Records contained in a dataset:
┌──

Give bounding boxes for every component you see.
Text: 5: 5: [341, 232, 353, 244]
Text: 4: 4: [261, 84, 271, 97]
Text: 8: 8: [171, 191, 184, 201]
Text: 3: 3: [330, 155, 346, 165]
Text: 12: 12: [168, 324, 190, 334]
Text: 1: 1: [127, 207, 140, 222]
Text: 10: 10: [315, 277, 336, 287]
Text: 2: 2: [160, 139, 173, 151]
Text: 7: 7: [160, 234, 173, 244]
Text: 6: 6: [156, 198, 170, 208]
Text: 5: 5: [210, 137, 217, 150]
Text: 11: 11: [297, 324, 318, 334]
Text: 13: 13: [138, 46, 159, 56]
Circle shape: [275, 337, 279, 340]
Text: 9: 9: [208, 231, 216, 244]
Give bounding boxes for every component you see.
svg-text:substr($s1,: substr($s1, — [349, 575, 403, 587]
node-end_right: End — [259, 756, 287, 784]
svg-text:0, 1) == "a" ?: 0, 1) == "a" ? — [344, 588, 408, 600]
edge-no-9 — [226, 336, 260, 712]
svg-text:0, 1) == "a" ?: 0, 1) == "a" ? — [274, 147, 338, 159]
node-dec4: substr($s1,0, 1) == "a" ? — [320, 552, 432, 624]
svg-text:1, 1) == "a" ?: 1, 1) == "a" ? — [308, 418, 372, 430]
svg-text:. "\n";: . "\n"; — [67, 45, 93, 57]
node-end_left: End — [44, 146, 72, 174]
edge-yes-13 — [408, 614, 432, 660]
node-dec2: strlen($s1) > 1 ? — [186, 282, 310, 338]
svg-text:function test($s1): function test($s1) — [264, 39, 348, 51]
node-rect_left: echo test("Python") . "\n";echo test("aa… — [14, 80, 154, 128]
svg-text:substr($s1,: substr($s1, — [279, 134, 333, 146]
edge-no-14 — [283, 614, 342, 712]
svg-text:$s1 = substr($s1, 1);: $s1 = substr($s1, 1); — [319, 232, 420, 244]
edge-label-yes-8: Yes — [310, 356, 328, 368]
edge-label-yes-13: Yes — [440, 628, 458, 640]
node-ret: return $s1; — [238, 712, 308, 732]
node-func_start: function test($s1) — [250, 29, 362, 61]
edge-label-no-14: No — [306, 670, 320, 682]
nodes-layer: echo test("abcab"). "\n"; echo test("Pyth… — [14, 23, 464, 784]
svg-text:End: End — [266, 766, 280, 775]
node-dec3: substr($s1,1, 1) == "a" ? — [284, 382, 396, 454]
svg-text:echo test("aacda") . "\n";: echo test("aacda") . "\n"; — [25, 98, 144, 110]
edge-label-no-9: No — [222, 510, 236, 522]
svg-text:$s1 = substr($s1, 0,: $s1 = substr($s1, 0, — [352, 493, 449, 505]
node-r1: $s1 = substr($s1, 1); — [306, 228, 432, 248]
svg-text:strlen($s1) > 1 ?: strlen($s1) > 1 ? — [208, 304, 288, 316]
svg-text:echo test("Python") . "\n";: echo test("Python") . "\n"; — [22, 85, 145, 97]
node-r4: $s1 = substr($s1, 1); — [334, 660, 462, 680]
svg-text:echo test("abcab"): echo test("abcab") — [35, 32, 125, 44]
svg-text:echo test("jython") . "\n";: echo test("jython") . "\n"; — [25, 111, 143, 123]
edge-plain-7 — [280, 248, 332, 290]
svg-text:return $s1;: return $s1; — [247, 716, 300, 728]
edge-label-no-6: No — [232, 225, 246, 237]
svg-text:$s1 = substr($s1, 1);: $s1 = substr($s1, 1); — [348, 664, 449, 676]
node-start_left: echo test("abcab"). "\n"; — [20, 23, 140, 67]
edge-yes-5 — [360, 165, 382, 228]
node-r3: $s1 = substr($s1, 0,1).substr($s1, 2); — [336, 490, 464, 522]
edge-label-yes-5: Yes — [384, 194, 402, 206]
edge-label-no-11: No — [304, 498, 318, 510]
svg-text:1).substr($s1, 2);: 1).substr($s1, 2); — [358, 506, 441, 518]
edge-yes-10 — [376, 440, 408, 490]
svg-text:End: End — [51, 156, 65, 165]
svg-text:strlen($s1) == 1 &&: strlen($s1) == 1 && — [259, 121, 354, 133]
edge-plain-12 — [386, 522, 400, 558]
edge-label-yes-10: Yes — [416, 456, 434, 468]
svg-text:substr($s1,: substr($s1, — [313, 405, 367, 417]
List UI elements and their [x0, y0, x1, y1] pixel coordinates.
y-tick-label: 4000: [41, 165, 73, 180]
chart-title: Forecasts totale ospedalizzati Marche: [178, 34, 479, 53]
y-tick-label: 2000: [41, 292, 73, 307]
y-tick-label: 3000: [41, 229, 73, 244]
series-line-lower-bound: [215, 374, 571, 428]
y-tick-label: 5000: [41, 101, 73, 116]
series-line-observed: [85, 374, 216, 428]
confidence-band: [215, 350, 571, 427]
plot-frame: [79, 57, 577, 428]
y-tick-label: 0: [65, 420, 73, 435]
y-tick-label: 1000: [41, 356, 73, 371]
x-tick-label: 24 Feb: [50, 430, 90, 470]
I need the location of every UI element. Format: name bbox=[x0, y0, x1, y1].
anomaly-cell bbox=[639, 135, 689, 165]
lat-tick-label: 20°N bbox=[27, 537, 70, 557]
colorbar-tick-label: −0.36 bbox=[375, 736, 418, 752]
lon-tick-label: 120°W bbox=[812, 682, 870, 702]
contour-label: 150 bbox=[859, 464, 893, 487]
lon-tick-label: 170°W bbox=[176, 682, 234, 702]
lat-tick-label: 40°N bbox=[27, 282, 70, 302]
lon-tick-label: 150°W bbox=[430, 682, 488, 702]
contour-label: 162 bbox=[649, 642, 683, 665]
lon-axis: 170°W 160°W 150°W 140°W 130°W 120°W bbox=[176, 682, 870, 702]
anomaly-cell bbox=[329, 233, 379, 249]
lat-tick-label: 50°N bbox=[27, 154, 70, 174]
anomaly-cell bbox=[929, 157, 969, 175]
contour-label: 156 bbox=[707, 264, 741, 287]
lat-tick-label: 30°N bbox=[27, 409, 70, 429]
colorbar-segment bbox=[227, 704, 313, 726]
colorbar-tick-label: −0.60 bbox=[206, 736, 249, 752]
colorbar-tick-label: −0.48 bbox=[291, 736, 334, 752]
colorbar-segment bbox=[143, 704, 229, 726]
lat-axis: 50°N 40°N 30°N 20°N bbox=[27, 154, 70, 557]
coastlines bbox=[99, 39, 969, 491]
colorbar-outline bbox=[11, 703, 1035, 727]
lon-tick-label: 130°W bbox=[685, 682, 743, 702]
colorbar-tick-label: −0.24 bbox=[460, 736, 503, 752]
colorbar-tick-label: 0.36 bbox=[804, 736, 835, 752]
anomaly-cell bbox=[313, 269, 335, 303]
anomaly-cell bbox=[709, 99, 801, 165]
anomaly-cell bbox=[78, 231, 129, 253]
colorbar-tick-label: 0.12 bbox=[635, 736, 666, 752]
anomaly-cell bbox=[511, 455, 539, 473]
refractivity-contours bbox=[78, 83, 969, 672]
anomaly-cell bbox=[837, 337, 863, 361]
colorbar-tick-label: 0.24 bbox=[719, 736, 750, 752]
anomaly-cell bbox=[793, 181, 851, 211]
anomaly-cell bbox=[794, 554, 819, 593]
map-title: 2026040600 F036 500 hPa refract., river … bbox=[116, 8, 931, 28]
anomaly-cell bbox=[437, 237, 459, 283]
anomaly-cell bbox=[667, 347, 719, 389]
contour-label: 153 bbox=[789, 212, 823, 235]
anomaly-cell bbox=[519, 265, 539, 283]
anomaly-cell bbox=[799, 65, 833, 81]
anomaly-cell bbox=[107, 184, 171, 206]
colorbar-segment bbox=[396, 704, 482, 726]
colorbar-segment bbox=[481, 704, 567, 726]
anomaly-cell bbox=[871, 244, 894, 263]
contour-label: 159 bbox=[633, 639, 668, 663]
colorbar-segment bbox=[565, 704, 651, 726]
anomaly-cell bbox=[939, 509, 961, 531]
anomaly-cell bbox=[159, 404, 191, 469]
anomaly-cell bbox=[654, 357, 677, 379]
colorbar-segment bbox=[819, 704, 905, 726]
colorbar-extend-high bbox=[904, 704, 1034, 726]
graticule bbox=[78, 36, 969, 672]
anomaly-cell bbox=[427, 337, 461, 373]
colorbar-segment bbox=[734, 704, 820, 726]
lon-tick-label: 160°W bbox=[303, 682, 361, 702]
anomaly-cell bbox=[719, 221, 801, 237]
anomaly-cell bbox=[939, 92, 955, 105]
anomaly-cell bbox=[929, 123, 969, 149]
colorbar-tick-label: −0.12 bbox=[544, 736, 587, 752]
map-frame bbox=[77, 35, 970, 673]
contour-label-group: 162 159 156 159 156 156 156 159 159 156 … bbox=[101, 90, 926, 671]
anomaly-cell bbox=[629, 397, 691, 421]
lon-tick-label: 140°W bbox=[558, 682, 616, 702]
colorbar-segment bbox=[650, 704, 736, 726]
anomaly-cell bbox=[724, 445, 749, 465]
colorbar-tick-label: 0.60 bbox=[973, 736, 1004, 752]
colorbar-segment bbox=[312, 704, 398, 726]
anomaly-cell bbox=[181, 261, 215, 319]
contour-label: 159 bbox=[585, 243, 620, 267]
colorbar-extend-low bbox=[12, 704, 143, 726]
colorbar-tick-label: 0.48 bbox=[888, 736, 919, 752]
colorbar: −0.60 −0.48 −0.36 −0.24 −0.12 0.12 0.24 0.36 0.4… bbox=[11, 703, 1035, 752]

└──

# Set problem:
Rewrite the listing from its first line through the line with "Text: 10: 10: [315, 277, 336, 287]", changing "component" to "element" and leaving everything else as it is.

# Reply:
Give bounding boxes for every element you see.
Text: 5: 5: [341, 232, 353, 244]
Text: 4: 4: [261, 84, 271, 97]
Text: 8: 8: [171, 191, 184, 201]
Text: 3: 3: [330, 155, 346, 165]
Text: 12: 12: [168, 324, 190, 334]
Text: 1: 1: [127, 207, 140, 222]
Text: 10: 10: [315, 277, 336, 287]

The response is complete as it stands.